* [Work required]: Please quote the Mark Carney piece below in full, word for word.

* [Supplied passage]:

Canada’s new PM was one of Britain’s most ineffectual central bankers
Those who remember Mark Carney’s tenure as Bank of England boss will recall what a political animal he was.
Oh dear, poor Canada. And that’s before I even get around to looking at the effects of the tariff regime which the Trump administration is visiting on its closest neighbour and ally.
As Justin Trudeau steps down as leader of the Liberal party and Prime Minster and fades away into history, somewhere which too many Canadians believe he should have been a long time ago, none other than Mark Carney has been elected his successor.
Until the upcoming federal elections – they’re scheduled for 20 October – Carney will therefore be Canada’s PM, having won the contest for the leadership of the party by a landslide with 85% of the members’ votes. Chrystia Freeland, Trudeau’s deputy, came second but couldn’t be seen for dust.
From the beginning I dubbed him
Mark “The Magician” Carney, and for his full tenure as Governor of the Bank of England, I rather disdainfully referred to him as so. He had in the aftermath of the Global Financial Crisis popped up on the then Chanceller of the Exchequer George Osborne’s radar as former Governor of the Bank of Canada and, behold, Canada and the Canadian banking system had been spared the worst of the banking crisis that had so devastatingly visited the USA and Europe.
There was a reason. Both Canada’s - and by dint of circumstance Sweden’s - banks had hit the skids well before the bomb had gone off under those in other countries. Before the wild leveraged credit plays which were eventually to lead to the huge implosion in late 2007, into 2008 – the nadir was reached in September 2008 with the collapse of Lehman Brothers – and beyond, Canadian banks were looking on with their hands tied, having a few years earlier already been bailed out by Ottawa. They felt like the Cinderellas as their Wall Street and City peers were reporting huge profits and they, poor little mites, were not allowed to go to the ball.

* [Data]:
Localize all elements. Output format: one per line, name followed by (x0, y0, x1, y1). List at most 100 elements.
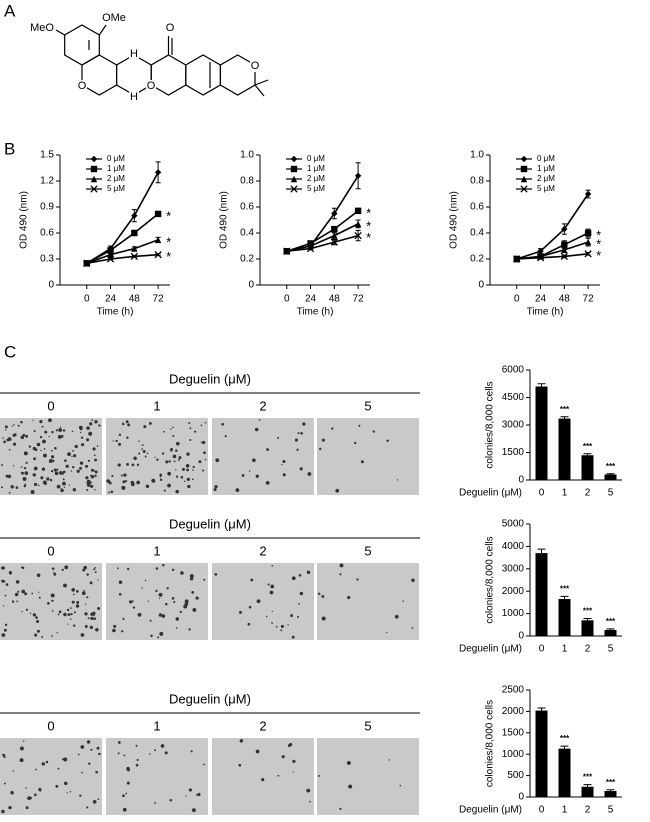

* [Response]:
Canada’s new PM was one of Britain’s most ineffectual central bankers
Those who remember Mark Carney’s tenure as Bank of England boss will recall what a political animal he was.
Oh dear, poor Canada. And that’s before I even get around to looking at the effects of the tariff regime which the Trump administration is visiting on its closest neighbour and ally.
As Justin Trudeau steps down as leader of the Liberal party and Prime Minster and fades away into history, somewhere which too many Canadians believe he should have been a long time ago, none other than Mark Carney has been elected his successor.
Until the upcoming federal elections – they’re scheduled for 20 October – Carney will therefore be Canada’s PM, having won the contest for the leadership of the party by a landslide with 85% of the members’ votes. Chrystia Freeland, Trudeau’s deputy, came second but couldn’t be seen for dust.
From the beginning I dubbed him
Mark “The Magician” Carney, and for his full tenure as Governor of the Bank of England, I rather disdainfully referred to him as so. He had in the aftermath of the Global Financial Crisis popped up on the then Chanceller of the Exchequer George Osborne’s radar as former Governor of the Bank of Canada and, behold, Canada and the Canadian banking system had been spared the worst of the banking crisis that had so devastatingly visited the USA and Europe.
There was a reason. Both Canada’s - and by dint of circumstance Sweden’s - banks had hit the skids well before the bomb had gone off under those in other countries. Before the wild leveraged credit plays which were eventually to lead to the huge implosion in late 2007, into 2008 – the nadir was reached in September 2008 with the collapse of Lehman Brothers – and beyond, Canadian banks were looking on with their hands tied, having a few years earlier already been bailed out by Ottawa. They felt like the Cinderellas as their Wall Street and City peers were reporting huge profits and they, poor little mites, were not allowed to go to the ball.